• _YOUR TASKS_:
• 1. In the post on chair design, reproduce verbatim everything from "Since then, I" down to "specific intended use.".
• 2. According to the post on chair design, how are conversation chairs built?

=== EXTRACT TO READ ===

Purpose Helps Define a Design

Recently, I have been thinking a lot about chair designs.  Last week, I wrote about my wishes for a modern chaise longue sofa and that got me thinking about why I liked that particular form.  I decided that it was partly due to my admiration of the elegant form, and my appreciation of the function.

Chaise Longue (Photo from http://multay.com/)
Chaise longue sofa. (Photo from http://multay.com/)

I realized that this style of chaise longue with a flat seat and half back not only made for an elegant, asymmetrical design, but helped define its usage.  The combination of flat seat and corner back rest made it easy to sit upright with your feet on the ground or, by rotating your body, to sit slightly reclined with your feet elevated.  Slouching allowed a more reclined position.  The tapered back allowed full support for only one user at a time, discouraging a second person to sit upright on the sofa (thus leaving the option of putting your feet up at any time).

Since then, I began thinking about conversation chairs (two chairs built as one unit, side-by-side and facing opposite directions).  I have always liked the idea of the unique design which was pointed towards a very specific intended use.

=== DATASET CONTENT ===

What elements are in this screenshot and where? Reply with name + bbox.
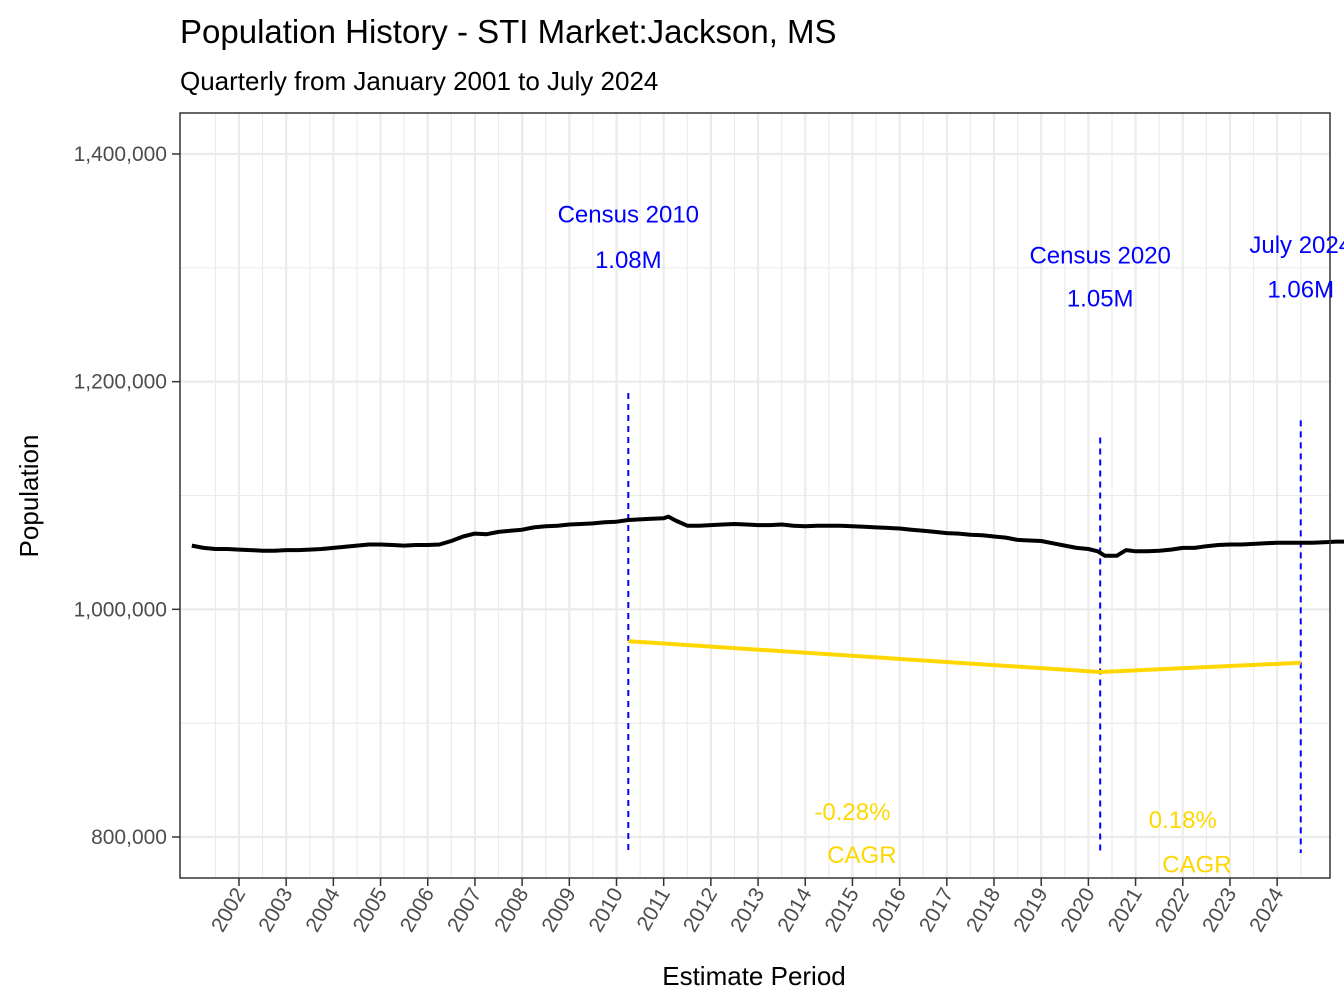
x-tick-label: 2003 [254, 884, 297, 936]
y-axis: 800,000 1,000,000 1,200,000 1,400,000 [74, 143, 180, 849]
y-tick-label: 800,000 [91, 826, 167, 849]
annotation-label: CAGR [1162, 851, 1231, 878]
x-tick-label: 2002 [207, 884, 250, 936]
annotation-label: CAGR [827, 842, 896, 869]
annotation-label: July 2024 [1249, 232, 1344, 259]
x-tick-label: 2014 [773, 884, 816, 936]
census-reference-lines [627, 393, 1302, 853]
chart-title: Population History - STI Market:Jackson,… [180, 13, 837, 50]
chart-subtitle: Quarterly from January 2001 to July 2024 [180, 66, 658, 96]
y-axis-title: Population [14, 435, 44, 558]
x-tick-label: 2023 [1198, 884, 1241, 936]
grid-lines [180, 113, 1330, 878]
x-axis: 2002 2003 2004 2005 2006 2007 2008 2009 2010 2011… [207, 878, 1289, 936]
annotation-label: Census 2020 [1029, 242, 1170, 269]
x-tick-label: 2004 [301, 884, 344, 936]
x-tick-label: 2006 [396, 884, 439, 936]
annotation-label: Census 2010 [558, 201, 699, 228]
annotation-label: -0.28% [814, 799, 890, 826]
x-tick-label: 2024 [1245, 884, 1288, 936]
annotation-label: 1.06M [1267, 276, 1334, 303]
y-tick-label: 1,200,000 [74, 371, 167, 394]
x-tick-label: 2016 [868, 884, 911, 936]
x-tick-label: 2009 [537, 884, 580, 936]
x-tick-label: 2021 [1104, 884, 1147, 936]
annotation-label: 1.08M [595, 247, 662, 274]
y-tick-label: 1,000,000 [74, 598, 167, 621]
x-tick-label: 2010 [585, 884, 628, 936]
x-tick-label: 2018 [962, 884, 1005, 936]
annotations: Census 2010 1.08M Census 2020 1.05M July 202… [558, 201, 1344, 878]
x-tick-label: 2005 [349, 884, 392, 936]
x-tick-label: 2015 [820, 884, 863, 936]
y-tick-label: 1,400,000 [74, 143, 167, 166]
x-tick-label: 2022 [1151, 884, 1194, 936]
population-line [191, 514, 1344, 558]
cagr-trend-line [628, 639, 1301, 674]
x-tick-label: 2019 [1009, 884, 1052, 936]
x-tick-label: 2011 [633, 884, 676, 935]
x-tick-label: 2012 [679, 884, 722, 936]
x-tick-label: 2020 [1056, 884, 1099, 936]
x-tick-label: 2013 [726, 884, 769, 936]
x-tick-label: 2017 [915, 884, 958, 936]
annotation-label: 0.18% [1149, 807, 1217, 834]
plot-border [179, 112, 1331, 879]
x-axis-title: Estimate Period [662, 961, 846, 991]
x-tick-label: 2007 [443, 884, 486, 936]
x-tick-label: 2008 [490, 884, 533, 936]
annotation-label: 1.05M [1067, 286, 1134, 313]
data-series [191, 514, 1344, 674]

===

• _RESULTS OF THE TASKS_:
• 1.
Since then, I began thinking about conversation chairs (two chairs built as one unit, side-by-side and facing opposite directions).  I have always liked the idea of the unique design which was pointed towards a very specific intended use.

• 2. They are two chairs built as one unit, side-by-side and facing opposite directions.